Your task:
Take the data that follows and retype it word for word.

━━━ Data section

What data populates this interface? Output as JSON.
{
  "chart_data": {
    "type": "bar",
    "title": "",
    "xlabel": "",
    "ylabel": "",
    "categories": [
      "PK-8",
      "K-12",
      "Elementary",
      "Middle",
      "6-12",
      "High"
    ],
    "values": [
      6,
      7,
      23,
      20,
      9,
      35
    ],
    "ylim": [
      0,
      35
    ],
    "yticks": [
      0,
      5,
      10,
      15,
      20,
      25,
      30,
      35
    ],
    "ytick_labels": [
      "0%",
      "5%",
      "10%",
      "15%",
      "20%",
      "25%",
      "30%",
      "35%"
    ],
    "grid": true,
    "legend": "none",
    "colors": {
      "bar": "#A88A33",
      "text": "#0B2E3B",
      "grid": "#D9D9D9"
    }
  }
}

━━━━━━

Right answer:
What data populates this interface? Output as JSON.
{
  "chart_data": {
    "type": "bar",
    "title": "",
    "xlabel": "",
    "ylabel": "",
    "categories": [
      "PK-8",
      "K-12",
      "Elementary",
      "Middle",
      "6-12",
      "High"
    ],
    "values": [
      6,
      7,
      23,
      20,
      9,
      35
    ],
    "ylim": [
      0,
      35
    ],
    "yticks": [
      0,
      5,
      10,
      15,
      20,
      25,
      30,
      35
    ],
    "ytick_labels": [
      "0%",
      "5%",
      "10%",
      "15%",
      "20%",
      "25%",
      "30%",
      "35%"
    ],
    "grid": true,
    "legend": "none",
    "colors": {
      "bar": "#A88A33",
      "text": "#0B2E3B",
      "grid": "#D9D9D9"
    }
  }
}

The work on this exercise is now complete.